(Saved data entries)

----

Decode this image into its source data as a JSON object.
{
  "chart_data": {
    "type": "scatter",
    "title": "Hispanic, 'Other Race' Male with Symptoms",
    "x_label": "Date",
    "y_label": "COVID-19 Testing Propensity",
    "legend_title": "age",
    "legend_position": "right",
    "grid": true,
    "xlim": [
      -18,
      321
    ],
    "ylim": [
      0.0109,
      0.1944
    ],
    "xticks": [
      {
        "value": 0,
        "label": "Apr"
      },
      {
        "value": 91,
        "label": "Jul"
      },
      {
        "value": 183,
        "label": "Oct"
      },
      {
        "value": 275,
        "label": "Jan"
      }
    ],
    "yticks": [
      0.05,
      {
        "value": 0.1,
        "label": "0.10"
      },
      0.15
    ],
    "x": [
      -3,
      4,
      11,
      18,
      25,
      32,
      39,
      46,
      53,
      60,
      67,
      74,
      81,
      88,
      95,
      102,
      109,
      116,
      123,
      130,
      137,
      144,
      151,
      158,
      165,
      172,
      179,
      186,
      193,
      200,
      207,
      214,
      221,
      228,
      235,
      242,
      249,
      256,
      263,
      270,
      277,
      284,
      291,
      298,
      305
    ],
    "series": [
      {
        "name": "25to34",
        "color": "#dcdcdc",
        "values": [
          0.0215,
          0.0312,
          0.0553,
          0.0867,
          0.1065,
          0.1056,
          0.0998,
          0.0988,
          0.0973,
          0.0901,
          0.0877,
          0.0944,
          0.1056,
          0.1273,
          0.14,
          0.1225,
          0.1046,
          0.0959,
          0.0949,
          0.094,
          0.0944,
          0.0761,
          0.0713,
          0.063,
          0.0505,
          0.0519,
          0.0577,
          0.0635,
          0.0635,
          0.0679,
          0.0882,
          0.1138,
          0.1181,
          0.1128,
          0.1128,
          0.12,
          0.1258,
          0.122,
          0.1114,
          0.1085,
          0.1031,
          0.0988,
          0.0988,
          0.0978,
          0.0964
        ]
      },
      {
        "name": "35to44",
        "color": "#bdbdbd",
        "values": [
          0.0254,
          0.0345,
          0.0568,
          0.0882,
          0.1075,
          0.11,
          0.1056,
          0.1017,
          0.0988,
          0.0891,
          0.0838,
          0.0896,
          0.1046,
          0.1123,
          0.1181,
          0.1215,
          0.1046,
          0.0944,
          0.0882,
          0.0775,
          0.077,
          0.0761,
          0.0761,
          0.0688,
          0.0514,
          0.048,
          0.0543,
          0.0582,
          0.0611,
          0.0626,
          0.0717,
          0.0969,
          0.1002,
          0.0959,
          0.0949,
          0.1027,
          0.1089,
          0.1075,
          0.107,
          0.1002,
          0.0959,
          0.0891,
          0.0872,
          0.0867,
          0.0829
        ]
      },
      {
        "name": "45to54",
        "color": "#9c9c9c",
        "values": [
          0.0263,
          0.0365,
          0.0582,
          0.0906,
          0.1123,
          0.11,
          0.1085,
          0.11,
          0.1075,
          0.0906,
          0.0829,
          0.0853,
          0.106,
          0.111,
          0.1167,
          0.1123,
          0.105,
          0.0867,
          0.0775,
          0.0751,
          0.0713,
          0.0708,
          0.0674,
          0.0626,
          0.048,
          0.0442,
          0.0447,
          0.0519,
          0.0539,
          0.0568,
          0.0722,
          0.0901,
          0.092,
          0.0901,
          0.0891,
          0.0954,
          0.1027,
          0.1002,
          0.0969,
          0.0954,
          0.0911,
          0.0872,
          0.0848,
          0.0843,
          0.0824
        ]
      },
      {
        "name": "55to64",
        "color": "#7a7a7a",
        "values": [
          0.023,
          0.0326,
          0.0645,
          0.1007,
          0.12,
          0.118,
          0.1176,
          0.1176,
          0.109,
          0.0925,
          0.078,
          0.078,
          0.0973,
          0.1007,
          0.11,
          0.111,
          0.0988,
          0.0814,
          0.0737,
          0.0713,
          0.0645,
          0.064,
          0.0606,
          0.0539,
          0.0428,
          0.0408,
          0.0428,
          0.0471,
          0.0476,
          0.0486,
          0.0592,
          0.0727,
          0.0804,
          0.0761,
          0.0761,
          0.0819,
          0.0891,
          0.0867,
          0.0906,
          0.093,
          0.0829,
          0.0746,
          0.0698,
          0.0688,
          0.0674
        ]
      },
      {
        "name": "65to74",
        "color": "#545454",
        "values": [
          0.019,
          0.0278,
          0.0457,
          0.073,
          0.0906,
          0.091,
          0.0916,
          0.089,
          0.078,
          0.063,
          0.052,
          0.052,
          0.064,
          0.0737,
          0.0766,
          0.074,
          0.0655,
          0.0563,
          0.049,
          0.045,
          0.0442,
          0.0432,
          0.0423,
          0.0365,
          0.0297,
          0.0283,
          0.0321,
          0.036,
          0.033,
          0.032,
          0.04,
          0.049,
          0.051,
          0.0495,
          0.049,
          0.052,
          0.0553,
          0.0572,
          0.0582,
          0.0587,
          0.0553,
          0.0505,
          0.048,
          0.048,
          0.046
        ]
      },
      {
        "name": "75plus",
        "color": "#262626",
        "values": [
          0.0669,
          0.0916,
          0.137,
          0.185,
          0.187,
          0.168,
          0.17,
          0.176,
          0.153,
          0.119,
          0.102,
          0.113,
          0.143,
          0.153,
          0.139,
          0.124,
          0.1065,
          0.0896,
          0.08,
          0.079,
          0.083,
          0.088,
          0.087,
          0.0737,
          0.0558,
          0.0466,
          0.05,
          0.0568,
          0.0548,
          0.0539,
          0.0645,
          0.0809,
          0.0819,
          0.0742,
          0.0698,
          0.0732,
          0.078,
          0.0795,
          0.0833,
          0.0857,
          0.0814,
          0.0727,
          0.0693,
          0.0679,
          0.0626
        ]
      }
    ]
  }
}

----

All of the data shown above must be copied exactly.

Decode this image into its source data as a JSON object.
{
  "chart_data": {
    "type": "scatter",
    "title": "Hispanic, 'Other Race' Male with Symptoms",
    "x_label": "Date",
    "y_label": "COVID-19 Testing Propensity",
    "legend_title": "age",
    "legend_position": "right",
    "grid": true,
    "xlim": [
      -18,
      321
    ],
    "ylim": [
      0.0109,
      0.1944
    ],
    "xticks": [
      {
        "value": 0,
        "label": "Apr"
      },
      {
        "value": 91,
        "label": "Jul"
      },
      {
        "value": 183,
        "label": "Oct"
      },
      {
        "value": 275,
        "label": "Jan"
      }
    ],
    "yticks": [
      0.05,
      {
        "value": 0.1,
        "label": "0.10"
      },
      0.15
    ],
    "x": [
      -3,
      4,
      11,
      18,
      25,
      32,
      39,
      46,
      53,
      60,
      67,
      74,
      81,
      88,
      95,
      102,
      109,
      116,
      123,
      130,
      137,
      144,
      151,
      158,
      165,
      172,
      179,
      186,
      193,
      200,
      207,
      214,
      221,
      228,
      235,
      242,
      249,
      256,
      263,
      270,
      277,
      284,
      291,
      298,
      305
    ],
    "series": [
      {
        "name": "25to34",
        "color": "#dcdcdc",
        "values": [
          0.0215,
          0.0312,
          0.0553,
          0.0867,
          0.1065,
          0.1056,
          0.0998,
          0.0988,
          0.0973,
          0.0901,
          0.0877,
          0.0944,
          0.1056,
          0.1273,
          0.14,
          0.1225,
          0.1046,
          0.0959,
          0.0949,
          0.094,
          0.0944,
          0.0761,
          0.0713,
          0.063,
          0.0505,
          0.0519,
          0.0577,
          0.0635,
          0.0635,
          0.0679,
          0.0882,
          0.1138,
          0.1181,
          0.1128,
          0.1128,
          0.12,
          0.1258,
          0.122,
          0.1114,
          0.1085,
          0.1031,
          0.0988,
          0.0988,
          0.0978,
          0.0964
        ]
      },
      {
        "name": "35to44",
        "color": "#bdbdbd",
        "values": [
          0.0254,
          0.0345,
          0.0568,
          0.0882,
          0.1075,
          0.11,
          0.1056,
          0.1017,
          0.0988,
          0.0891,
          0.0838,
          0.0896,
          0.1046,
          0.1123,
          0.1181,
          0.1215,
          0.1046,
          0.0944,
          0.0882,
          0.0775,
          0.077,
          0.0761,
          0.0761,
          0.0688,
          0.0514,
          0.048,
          0.0543,
          0.0582,
          0.0611,
          0.0626,
          0.0717,
          0.0969,
          0.1002,
          0.0959,
          0.0949,
          0.1027,
          0.1089,
          0.1075,
          0.107,
          0.1002,
          0.0959,
          0.0891,
          0.0872,
          0.0867,
          0.0829
        ]
      },
      {
        "name": "45to54",
        "color": "#9c9c9c",
        "values": [
          0.0263,
          0.0365,
          0.0582,
          0.0906,
          0.1123,
          0.11,
          0.1085,
          0.11,
          0.1075,
          0.0906,
          0.0829,
          0.0853,
          0.106,
          0.111,
          0.1167,
          0.1123,
          0.105,
          0.0867,
          0.0775,
          0.0751,
          0.0713,
          0.0708,
          0.0674,
          0.0626,
          0.048,
          0.0442,
          0.0447,
          0.0519,
          0.0539,
          0.0568,
          0.0722,
          0.0901,
          0.092,
          0.0901,
          0.0891,
          0.0954,
          0.1027,
          0.1002,
          0.0969,
          0.0954,
          0.0911,
          0.0872,
          0.0848,
          0.0843,
          0.0824
        ]
      },
      {
        "name": "55to64",
        "color": "#7a7a7a",
        "values": [
          0.023,
          0.0326,
          0.0645,
          0.1007,
          0.12,
          0.118,
          0.1176,
          0.1176,
          0.109,
          0.0925,
          0.078,
          0.078,
          0.0973,
          0.1007,
          0.11,
          0.111,
          0.0988,
          0.0814,
          0.0737,
          0.0713,
          0.0645,
          0.064,
          0.0606,
          0.0539,
          0.0428,
          0.0408,
          0.0428,
          0.0471,
          0.0476,
          0.0486,
          0.0592,
          0.0727,
          0.0804,
          0.0761,
          0.0761,
          0.0819,
          0.0891,
          0.0867,
          0.0906,
          0.093,
          0.0829,
          0.0746,
          0.0698,
          0.0688,
          0.0674
        ]
      },
      {
        "name": "65to74",
        "color": "#545454",
        "values": [
          0.019,
          0.0278,
          0.0457,
          0.073,
          0.0906,
          0.091,
          0.0916,
          0.089,
          0.078,
          0.063,
          0.052,
          0.052,
          0.064,
          0.0737,
          0.0766,
          0.074,
          0.0655,
          0.0563,
          0.049,
          0.045,
          0.0442,
          0.0432,
          0.0423,
          0.0365,
          0.0297,
          0.0283,
          0.0321,
          0.036,
          0.033,
          0.032,
          0.04,
          0.049,
          0.051,
          0.0495,
          0.049,
          0.052,
          0.0553,
          0.0572,
          0.0582,
          0.0587,
          0.0553,
          0.0505,
          0.048,
          0.048,
          0.046
        ]
      },
      {
        "name": "75plus",
        "color": "#262626",
        "values": [
          0.0669,
          0.0916,
          0.137,
          0.185,
          0.187,
          0.168,
          0.17,
          0.176,
          0.153,
          0.119,
          0.102,
          0.113,
          0.143,
          0.153,
          0.139,
          0.124,
          0.1065,
          0.0896,
          0.08,
          0.079,
          0.083,
          0.088,
          0.087,
          0.0737,
          0.0558,
          0.0466,
          0.05,
          0.0568,
          0.0548,
          0.0539,
          0.0645,
          0.0809,
          0.0819,
          0.0742,
          0.0698,
          0.0732,
          0.078,
          0.0795,
          0.0833,
          0.0857,
          0.0814,
          0.0727,
          0.0693,
          0.0679,
          0.0626
        ]
      }
    ]
  }
}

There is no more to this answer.